Stored records:

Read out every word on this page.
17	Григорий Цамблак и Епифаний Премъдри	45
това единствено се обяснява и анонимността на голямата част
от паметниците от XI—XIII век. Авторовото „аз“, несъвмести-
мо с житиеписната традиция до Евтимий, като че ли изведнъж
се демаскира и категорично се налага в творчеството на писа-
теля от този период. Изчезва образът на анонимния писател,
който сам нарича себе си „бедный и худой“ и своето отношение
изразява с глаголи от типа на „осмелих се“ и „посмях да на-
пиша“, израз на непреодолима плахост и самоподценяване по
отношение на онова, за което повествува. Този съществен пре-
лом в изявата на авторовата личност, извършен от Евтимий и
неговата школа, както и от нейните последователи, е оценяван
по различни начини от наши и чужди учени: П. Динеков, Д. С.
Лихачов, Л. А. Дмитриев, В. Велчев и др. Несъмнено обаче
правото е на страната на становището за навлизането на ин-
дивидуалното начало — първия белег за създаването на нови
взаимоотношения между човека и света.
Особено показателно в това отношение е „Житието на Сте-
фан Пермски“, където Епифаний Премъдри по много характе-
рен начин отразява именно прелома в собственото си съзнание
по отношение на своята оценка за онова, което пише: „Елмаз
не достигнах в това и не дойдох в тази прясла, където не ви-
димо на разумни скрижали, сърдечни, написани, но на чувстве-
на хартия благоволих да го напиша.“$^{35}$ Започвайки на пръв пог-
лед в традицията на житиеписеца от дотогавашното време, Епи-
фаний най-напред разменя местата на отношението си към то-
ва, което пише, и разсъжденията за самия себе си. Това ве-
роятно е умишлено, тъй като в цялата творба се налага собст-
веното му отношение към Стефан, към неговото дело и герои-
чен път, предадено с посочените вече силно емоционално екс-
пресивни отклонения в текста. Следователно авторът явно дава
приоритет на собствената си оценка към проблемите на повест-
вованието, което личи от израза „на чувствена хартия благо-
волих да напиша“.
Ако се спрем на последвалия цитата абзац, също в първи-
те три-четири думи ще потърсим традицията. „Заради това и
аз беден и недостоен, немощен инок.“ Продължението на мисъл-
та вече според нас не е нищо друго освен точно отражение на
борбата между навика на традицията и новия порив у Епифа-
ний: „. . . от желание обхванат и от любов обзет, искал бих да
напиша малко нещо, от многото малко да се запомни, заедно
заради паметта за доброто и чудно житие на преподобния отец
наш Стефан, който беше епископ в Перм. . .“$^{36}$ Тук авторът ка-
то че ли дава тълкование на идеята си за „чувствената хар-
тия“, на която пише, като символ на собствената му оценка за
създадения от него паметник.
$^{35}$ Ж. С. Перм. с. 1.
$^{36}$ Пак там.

Stated problem: Retype the data in full and match it exactly.

Answer for the task:
Read out every word on this page.
17	Григорий Цамблак и Епифаний Премъдри	45
това единствено се обяснява и анонимността на голямата част
от паметниците от XI—XIII век. Авторовото „аз“, несъвмести-
мо с житиеписната традиция до Евтимий, като че ли изведнъж
се демаскира и категорично се налага в творчеството на писа-
теля от този период. Изчезва образът на анонимния писател,
който сам нарича себе си „бедный и худой“ и своето отношение
изразява с глаголи от типа на „осмелих се“ и „посмях да на-
пиша“, израз на непреодолима плахост и самоподценяване по
отношение на онова, за което повествува. Този съществен пре-
лом в изявата на авторовата личност, извършен от Евтимий и
неговата школа, както и от нейните последователи, е оценяван
по различни начини от наши и чужди учени: П. Динеков, Д. С.
Лихачов, Л. А. Дмитриев, В. Велчев и др. Несъмнено обаче
правото е на страната на становището за навлизането на ин-
дивидуалното начало — първия белег за създаването на нови
взаимоотношения между човека и света.
Особено показателно в това отношение е „Житието на Сте-
фан Пермски“, където Епифаний Премъдри по много характе-
рен начин отразява именно прелома в собственото си съзнание
по отношение на своята оценка за онова, което пише: „Елмаз
не достигнах в това и не дойдох в тази прясла, където не ви-
димо на разумни скрижали, сърдечни, написани, но на чувстве-
на хартия благоволих да го напиша.“$^{35}$ Започвайки на пръв пог-
лед в традицията на житиеписеца от дотогавашното време, Епи-
фаний най-напред разменя местата на отношението си към то-
ва, което пише, и разсъжденията за самия себе си. Това ве-
роятно е умишлено, тъй като в цялата творба се налага собст-
веното му отношение към Стефан, към неговото дело и герои-
чен път, предадено с посочените вече силно емоционално екс-
пресивни отклонения в текста. Следователно авторът явно дава
приоритет на собствената си оценка към проблемите на повест-
вованието, което личи от израза „на чувствена хартия благо-
волих да напиша“.
Ако се спрем на последвалия цитата абзац, също в първи-
те три-четири думи ще потърсим традицията. „Заради това и
аз беден и недостоен, немощен инок.“ Продължението на мисъл-
та вече според нас не е нищо друго освен точно отражение на
борбата между навика на традицията и новия порив у Епифа-
ний: „. . . от желание обхванат и от любов обзет, искал бих да
напиша малко нещо, от многото малко да се запомни, заедно
заради паметта за доброто и чудно житие на преподобния отец
наш Стефан, който беше епископ в Перм. . .“$^{36}$ Тук авторът ка-
то че ли дава тълкование на идеята си за „чувствената хар-
тия“, на която пише, като символ на собствената му оценка за
създадения от него паметник.
$^{35}$ Ж. С. Перм. с. 1.
$^{36}$ Пак там.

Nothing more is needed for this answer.